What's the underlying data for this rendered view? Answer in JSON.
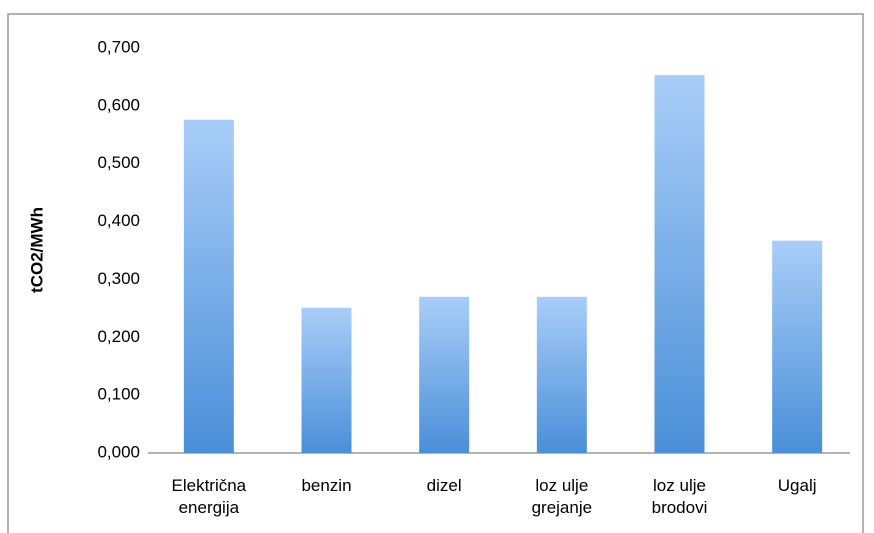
{
  "chart_data": {
    "type": "bar",
    "y_label": "tCO2/MWh",
    "categories": [
      "Električna energija",
      "benzin",
      "dizel",
      "loz ulje grejanje",
      "loz ulje brodovi",
      "Ugalj"
    ],
    "values": [
      0.576,
      0.251,
      0.27,
      0.27,
      0.653,
      0.367
    ],
    "color_top": "#a9cdf8",
    "color_bottom": "#4a8fd8",
    "ylim": [
      0,
      0.7
    ],
    "yticks": [
      {
        "value": 0,
        "label": "0,000"
      },
      {
        "value": 0.1,
        "label": "0,100"
      },
      {
        "value": 0.2,
        "label": "0,200"
      },
      {
        "value": 0.3,
        "label": "0,300"
      },
      {
        "value": 0.4,
        "label": "0,400"
      },
      {
        "value": 0.5,
        "label": "0,500"
      },
      {
        "value": 0.6,
        "label": "0,600"
      },
      {
        "value": 0.7,
        "label": "0,700"
      }
    ],
    "grid": false
  }
}
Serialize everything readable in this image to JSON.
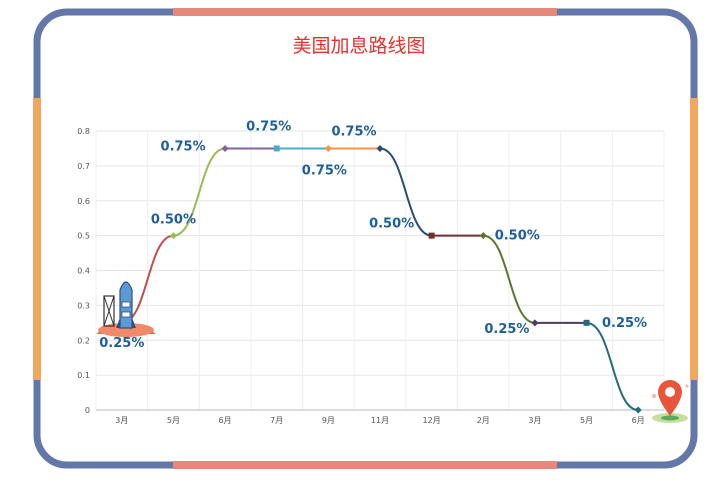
{
  "title": "美国加息路线图",
  "chart_data": {
    "type": "line",
    "title": "美国加息路线图",
    "xlabel": "",
    "ylabel": "",
    "categories": [
      "3月",
      "5月",
      "6月",
      "7月",
      "9月",
      "11月",
      "12月",
      "2月",
      "3月",
      "5月",
      "6月"
    ],
    "values": [
      0.25,
      0.5,
      0.75,
      0.75,
      0.75,
      0.75,
      0.5,
      0.5,
      0.25,
      0.25,
      0
    ],
    "data_labels": [
      "0.25%",
      "0.50%",
      "0.75%",
      "0.75%",
      "0.75%",
      "0.75%",
      "0.50%",
      "0.50%",
      "0.25%",
      "0.25%",
      ""
    ],
    "ylim": [
      0,
      0.8
    ],
    "yticks": [
      "0",
      "0.1",
      "0.2",
      "0.3",
      "0.4",
      "0.5",
      "0.6",
      "0.7",
      "0.8"
    ],
    "grid": true,
    "smooth": true,
    "segment_colors": [
      "#c0504d",
      "#9bbb59",
      "#8064a2",
      "#4bacc6",
      "#f79646",
      "#2c4d75",
      "#772c2a",
      "#5f7530",
      "#4d3b62",
      "#276a7c"
    ],
    "decorations": [
      "rocket-icon",
      "location-pin-icon"
    ]
  }
}
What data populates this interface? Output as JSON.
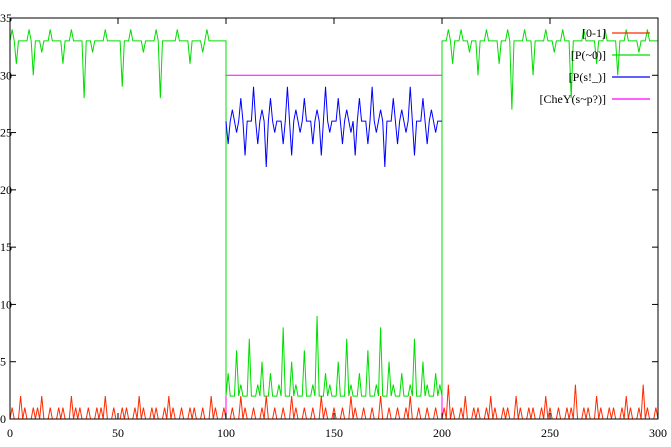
{
  "chart_data": {
    "type": "line",
    "xlim": [
      0,
      300
    ],
    "ylim": [
      0,
      35
    ],
    "x_ticks": [
      0,
      50,
      100,
      150,
      200,
      250,
      300
    ],
    "y_ticks": [
      0,
      5,
      10,
      15,
      20,
      25,
      30,
      35
    ],
    "grid": false,
    "legend_position": "top-right",
    "series": [
      {
        "name": "[0-1]",
        "color": "#ff2a00",
        "segments": [
          {
            "x0": 0,
            "x1": 100,
            "base": 0,
            "values": [
              1,
              0,
              2,
              1,
              0,
              1,
              1,
              2,
              0,
              1,
              0,
              1,
              1,
              0,
              2,
              1,
              1,
              0,
              1,
              0,
              1,
              1,
              2,
              0,
              1,
              0,
              1,
              1,
              0,
              1,
              2,
              1,
              0,
              1,
              1,
              0,
              1,
              2,
              1,
              0,
              1,
              0,
              1,
              1,
              0,
              1,
              0,
              2,
              1,
              0,
              1
            ]
          },
          {
            "x0": 100,
            "x1": 200,
            "base": 0,
            "values": [
              0,
              1,
              0,
              2,
              1,
              0,
              1,
              0,
              1,
              2,
              0,
              1,
              0,
              1,
              0,
              2,
              1,
              0,
              1,
              0,
              1,
              0,
              2,
              1,
              0,
              1,
              0,
              1,
              0,
              2,
              1,
              0,
              1,
              0,
              1,
              0,
              2,
              0,
              1,
              0,
              1,
              0,
              1,
              2,
              0,
              1,
              0,
              1,
              0,
              1,
              0
            ]
          },
          {
            "x0": 200,
            "x1": 300,
            "base": 0,
            "values": [
              1,
              3,
              1,
              0,
              1,
              2,
              0,
              1,
              1,
              0,
              1,
              2,
              1,
              0,
              1,
              1,
              0,
              2,
              1,
              0,
              1,
              1,
              0,
              1,
              2,
              1,
              0,
              1,
              0,
              1,
              1,
              3,
              0,
              1,
              1,
              0,
              2,
              1,
              0,
              1,
              1,
              0,
              1,
              2,
              1,
              0,
              1,
              3,
              1,
              0,
              1
            ]
          }
        ]
      },
      {
        "name": "[P(~0)]",
        "color": "#00dd00",
        "segments": [
          {
            "x0": 0,
            "x1": 100,
            "base": 33,
            "values": [
              34,
              31,
              33,
              33,
              34,
              30,
              33,
              32,
              33,
              34,
              33,
              33,
              31,
              33,
              34,
              33,
              33,
              28,
              33,
              32,
              33,
              33,
              34,
              33,
              33,
              33,
              29,
              33,
              34,
              33,
              33,
              32,
              33,
              33,
              34,
              28,
              33,
              33,
              33,
              34,
              33,
              33,
              31,
              33,
              33,
              32,
              34,
              33,
              33,
              33,
              33
            ]
          },
          {
            "x0": 100,
            "x1": 200,
            "base": 2,
            "values": [
              4,
              2,
              6,
              3,
              2,
              7,
              2,
              3,
              5,
              2,
              4,
              2,
              3,
              8,
              2,
              5,
              3,
              2,
              6,
              2,
              3,
              9,
              2,
              4,
              3,
              2,
              5,
              2,
              7,
              3,
              2,
              4,
              2,
              6,
              2,
              3,
              8,
              2,
              5,
              3,
              2,
              4,
              2,
              3,
              7,
              2,
              5,
              3,
              2,
              4,
              3
            ]
          },
          {
            "x0": 200,
            "x1": 300,
            "base": 33,
            "values": [
              33,
              34,
              31,
              33,
              34,
              33,
              32,
              33,
              30,
              33,
              34,
              33,
              33,
              31,
              33,
              34,
              27,
              33,
              33,
              34,
              33,
              30,
              33,
              33,
              34,
              33,
              32,
              33,
              34,
              33,
              28,
              33,
              33,
              34,
              33,
              33,
              31,
              33,
              34,
              33,
              33,
              30,
              33,
              34,
              33,
              33,
              32,
              33,
              34,
              33,
              33
            ]
          }
        ]
      },
      {
        "name": "[P(s!_)]",
        "color": "#0000ff",
        "segments": [
          {
            "x0": 100,
            "x1": 200,
            "base": 26,
            "values": [
              24,
              27,
              25,
              28,
              23,
              26,
              29,
              24,
              27,
              22,
              28,
              25,
              26,
              24,
              29,
              23,
              27,
              25,
              28,
              26,
              24,
              27,
              23,
              29,
              25,
              26,
              28,
              24,
              27,
              25,
              23,
              28,
              26,
              24,
              29,
              25,
              27,
              22,
              26,
              28,
              24,
              27,
              25,
              29,
              23,
              26,
              28,
              24,
              27,
              25,
              26
            ]
          }
        ]
      },
      {
        "name": "[CheY(s~p?)]",
        "color": "#ff00ff",
        "step": [
          [
            0,
            0
          ],
          [
            100,
            0
          ],
          [
            100,
            30
          ],
          [
            200,
            30
          ],
          [
            200,
            0
          ],
          [
            300,
            0
          ]
        ]
      }
    ]
  }
}
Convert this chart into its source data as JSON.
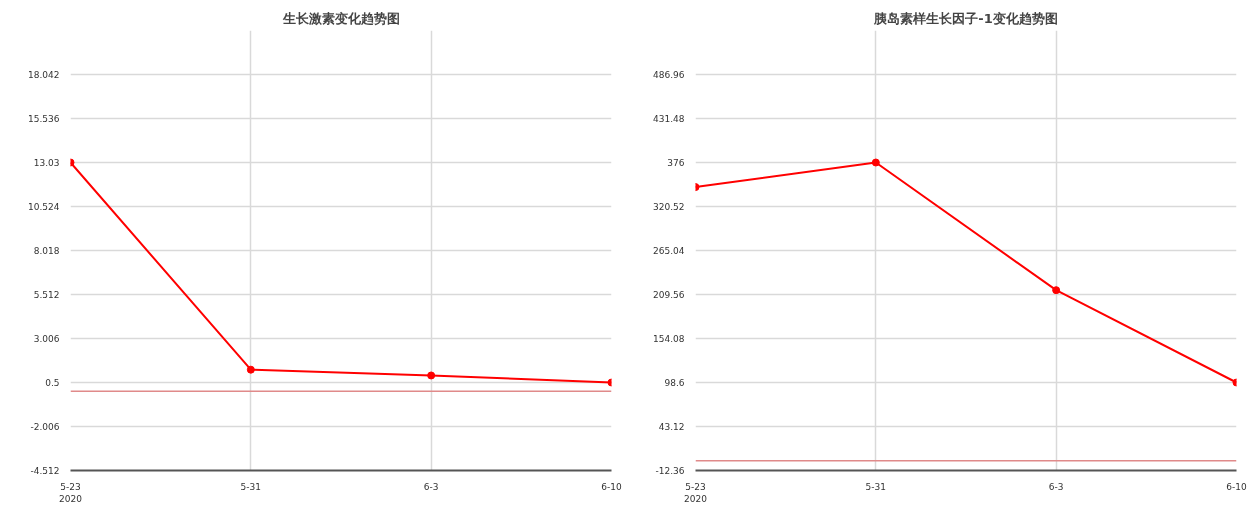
{
  "chart_data": [
    {
      "type": "line",
      "title": "生长激素变化趋势图",
      "categories": [
        "5-23\n2020",
        "5-31",
        "6-3",
        "6-10"
      ],
      "series": [
        {
          "color": "#ff0000",
          "values": [
            13.03,
            1.23,
            0.9,
            0.5
          ]
        }
      ],
      "ylim": [
        -4.512,
        20.548
      ],
      "yticks": [
        -4.512,
        -2.006,
        0.5,
        3.006,
        5.512,
        8.018,
        10.524,
        13.03,
        15.536,
        18.042
      ],
      "ref_lines": [
        {
          "axis": "y",
          "value": 0,
          "color": "#e08a8a"
        }
      ],
      "grid": true,
      "marker": "circle",
      "line_style": "solid"
    },
    {
      "type": "line",
      "title": "胰岛素样生长因子-1变化趋势图",
      "categories": [
        "5-23\n2020",
        "5-31",
        "6-3",
        "6-10"
      ],
      "series": [
        {
          "color": "#ff0000",
          "values": [
            345,
            376,
            215,
            98.6
          ]
        }
      ],
      "ylim": [
        -12.36,
        542.44
      ],
      "yticks": [
        -12.36,
        43.12,
        98.6,
        154.08,
        209.56,
        265.04,
        320.52,
        376,
        431.48,
        486.96
      ],
      "ref_lines": [
        {
          "axis": "y",
          "value": 0,
          "color": "#e08a8a"
        }
      ],
      "grid": true,
      "marker": "circle",
      "line_style": "solid"
    }
  ]
}
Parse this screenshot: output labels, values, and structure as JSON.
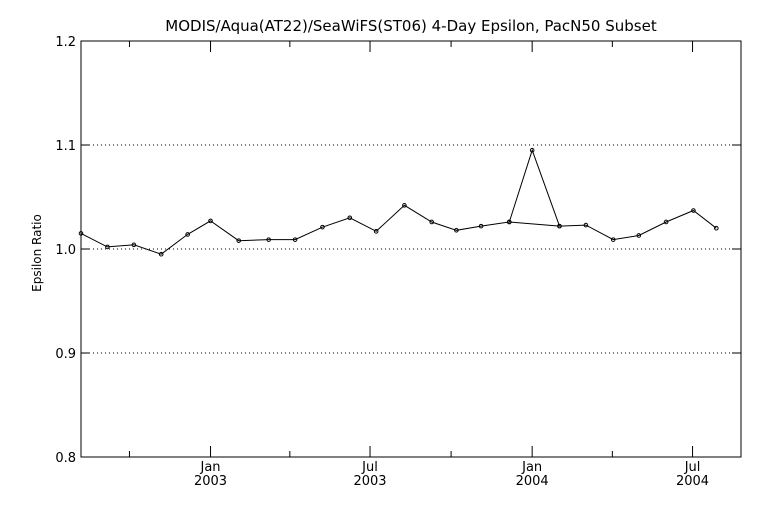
{
  "chart_data": {
    "type": "line",
    "title": "MODIS/Aqua(AT22)/SeaWiFS(ST06) 4-Day Epsilon, PacN50 Subset",
    "xlabel": "",
    "ylabel": "Epsilon Ratio",
    "xlim": [
      "2002-08-07",
      "2004-08-25"
    ],
    "ylim": [
      0.8,
      1.2
    ],
    "y_ticks": [
      {
        "value": 0.8,
        "label": "0.8"
      },
      {
        "value": 0.9,
        "label": "0.9"
      },
      {
        "value": 1.0,
        "label": "1.0"
      },
      {
        "value": 1.1,
        "label": "1.1"
      },
      {
        "value": 1.2,
        "label": "1.2"
      }
    ],
    "x_ticks": [
      {
        "date": "2003-01-01",
        "label1": "Jan",
        "label2": "2003"
      },
      {
        "date": "2003-07-01",
        "label1": "Jul",
        "label2": "2003"
      },
      {
        "date": "2004-01-01",
        "label1": "Jan",
        "label2": "2004"
      },
      {
        "date": "2004-07-01",
        "label1": "Jul",
        "label2": "2004"
      }
    ],
    "x_minor_ticks": [
      "2002-10-01",
      "2003-04-01",
      "2003-10-01",
      "2004-04-01"
    ],
    "grid": "dotted horizontal at 0.9, 1.0, 1.1",
    "series": [
      {
        "color": "#000000",
        "x": [
          "2002-08-07",
          "2002-09-06",
          "2002-10-06",
          "2002-11-06",
          "2002-12-06",
          "2003-01-01",
          "2003-02-02",
          "2003-03-08",
          "2003-04-07",
          "2003-05-08",
          "2003-06-08",
          "2003-07-08",
          "2003-08-09",
          "2003-09-09",
          "2003-10-07",
          "2003-11-04",
          "2003-12-06",
          "2004-02-01",
          "2004-03-02",
          "2004-04-02",
          "2004-05-01",
          "2004-06-01",
          "2004-07-02",
          "2004-07-28"
        ],
        "y": [
          1.015,
          1.002,
          1.004,
          0.995,
          1.014,
          1.027,
          1.008,
          1.009,
          1.009,
          1.021,
          1.03,
          1.017,
          1.042,
          1.026,
          1.018,
          1.022,
          1.026,
          1.022,
          1.023,
          1.009,
          1.013,
          1.026,
          1.037,
          1.02
        ]
      },
      {
        "color": "#000000",
        "x": [
          "2003-12-06",
          "2004-01-01",
          "2004-02-01"
        ],
        "y": [
          1.026,
          1.095,
          1.022
        ]
      }
    ]
  }
}
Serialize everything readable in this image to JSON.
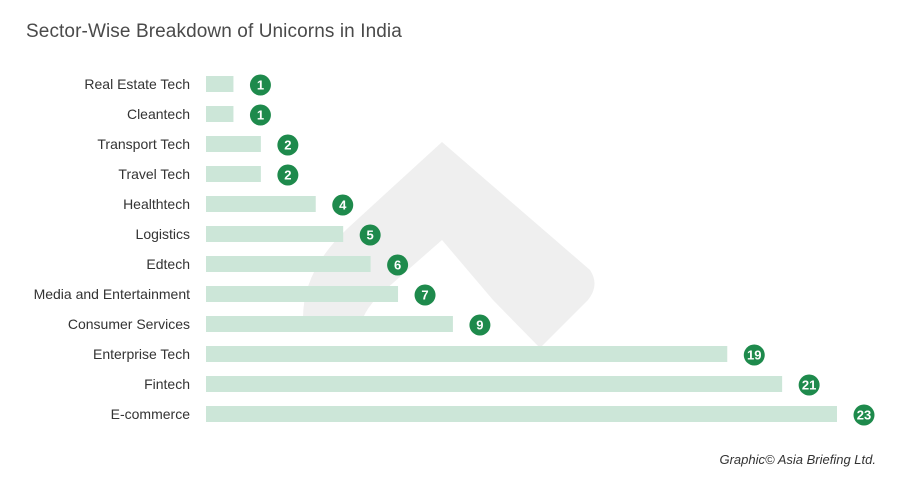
{
  "chart_data": {
    "type": "bar",
    "orientation": "horizontal",
    "title": "Sector-Wise Breakdown of Unicorns in India",
    "categories": [
      "Real Estate Tech",
      "Cleantech",
      "Transport Tech",
      "Travel Tech",
      "Healthtech",
      "Logistics",
      "Edtech",
      "Media and Entertainment",
      "Consumer Services",
      "Enterprise Tech",
      "Fintech",
      "E-commerce"
    ],
    "values": [
      1,
      1,
      2,
      2,
      4,
      5,
      6,
      7,
      9,
      19,
      21,
      23
    ],
    "xlim": [
      0,
      23
    ],
    "grid": false,
    "legend": "none",
    "data_labels": "badge at bar end"
  },
  "credit": "Graphic© Asia Briefing Ltd.",
  "colors": {
    "bar": "#cce6d8",
    "badge": "#1e8a4c",
    "badge_text": "#ffffff",
    "label_text": "#333333",
    "title_text": "#4a4a4a",
    "watermark": "#eeeeee"
  }
}
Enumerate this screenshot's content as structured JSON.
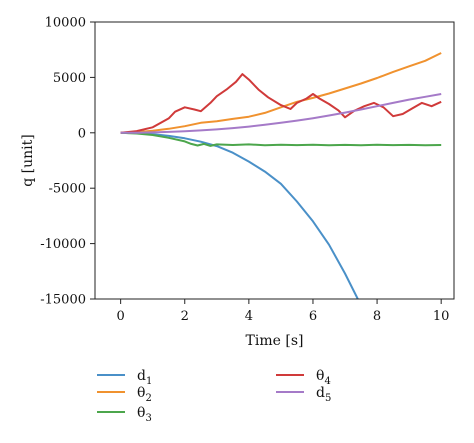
{
  "chart_data": {
    "type": "line",
    "title": "",
    "xlabel": "Time [s]",
    "ylabel": "q [unit]",
    "xlim": [
      -0.8,
      10.4
    ],
    "ylim": [
      -15000,
      10000
    ],
    "xticks": [
      0,
      2,
      4,
      6,
      8,
      10
    ],
    "yticks": [
      -15000,
      -10000,
      -5000,
      0,
      5000,
      10000
    ],
    "xtick_labels": [
      "0",
      "2",
      "4",
      "6",
      "8",
      "10"
    ],
    "ytick_labels": [
      "-15000",
      "-10000",
      "-5000",
      "0",
      "5000",
      "10000"
    ],
    "grid": false,
    "legend_position": "below",
    "series": [
      {
        "name": "d1",
        "label_main": "d",
        "label_sub": "1",
        "color": "#4a90c8",
        "x": [
          0,
          0.5,
          1,
          1.5,
          2,
          2.5,
          3,
          3.5,
          4,
          4.5,
          5,
          5.5,
          6,
          6.5,
          7,
          7.4
        ],
        "y": [
          0,
          -30,
          -120,
          -280,
          -500,
          -800,
          -1200,
          -1800,
          -2600,
          -3500,
          -4600,
          -6200,
          -8000,
          -10100,
          -12700,
          -15000
        ]
      },
      {
        "name": "θ2",
        "label_main": "θ",
        "label_sub": "2",
        "color": "#f0922f",
        "x": [
          0,
          0.5,
          1,
          1.5,
          2,
          2.5,
          3,
          3.5,
          4,
          4.5,
          5,
          5.5,
          6,
          6.5,
          7,
          7.5,
          8,
          8.5,
          9,
          9.5,
          10
        ],
        "y": [
          0,
          60,
          180,
          360,
          600,
          900,
          1050,
          1250,
          1450,
          1800,
          2300,
          2800,
          3150,
          3550,
          4000,
          4450,
          4950,
          5500,
          6000,
          6500,
          7200
        ]
      },
      {
        "name": "θ3",
        "label_main": "θ",
        "label_sub": "3",
        "color": "#4ca64c",
        "x": [
          0,
          0.5,
          1,
          1.5,
          2,
          2.2,
          2.4,
          2.6,
          2.8,
          3,
          3.5,
          4,
          4.5,
          5,
          5.5,
          6,
          6.5,
          7,
          7.5,
          8,
          8.5,
          9,
          9.5,
          10
        ],
        "y": [
          0,
          -60,
          -200,
          -450,
          -780,
          -1000,
          -1150,
          -1000,
          -1180,
          -1050,
          -1100,
          -1050,
          -1120,
          -1080,
          -1110,
          -1070,
          -1120,
          -1090,
          -1130,
          -1080,
          -1110,
          -1090,
          -1120,
          -1100
        ]
      },
      {
        "name": "θ4",
        "label_main": "θ",
        "label_sub": "4",
        "color": "#d03a3a",
        "x": [
          0,
          0.5,
          1,
          1.5,
          1.7,
          2,
          2.3,
          2.5,
          2.8,
          3,
          3.3,
          3.6,
          3.8,
          4,
          4.3,
          4.6,
          5,
          5.3,
          5.5,
          5.8,
          6,
          6.2,
          6.5,
          6.8,
          7,
          7.3,
          7.6,
          7.9,
          8.2,
          8.5,
          8.8,
          9.1,
          9.4,
          9.7,
          10
        ],
        "y": [
          0,
          150,
          500,
          1300,
          1900,
          2300,
          2100,
          1950,
          2700,
          3300,
          3900,
          4600,
          5300,
          4800,
          3900,
          3200,
          2500,
          2150,
          2700,
          3100,
          3500,
          3100,
          2600,
          2000,
          1400,
          2000,
          2400,
          2700,
          2300,
          1500,
          1700,
          2200,
          2700,
          2400,
          2800
        ]
      },
      {
        "name": "d5",
        "label_main": "d",
        "label_sub": "5",
        "color": "#a57ac8",
        "x": [
          0,
          0.5,
          1,
          1.5,
          2,
          2.5,
          3,
          3.5,
          4,
          4.5,
          5,
          5.5,
          6,
          6.5,
          7,
          7.5,
          8,
          8.5,
          9,
          9.5,
          10
        ],
        "y": [
          0,
          10,
          35,
          80,
          140,
          215,
          310,
          420,
          560,
          720,
          900,
          1100,
          1320,
          1560,
          1820,
          2100,
          2400,
          2700,
          3000,
          3250,
          3500
        ]
      }
    ]
  }
}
____________
Copy every line that contains the string "this".

What's the underlying data for this rendered view? Answer in JSON.
Serialize everything readable in this image to JSON.
What data populates this interface? Output as JSON.
Convert this chart into its source data as JSON.
Parse this screenshot: output labels, values, and structure as JSON.
Serialize everything readable in this image to JSON.
Enumerate this screenshot's content as structured JSON.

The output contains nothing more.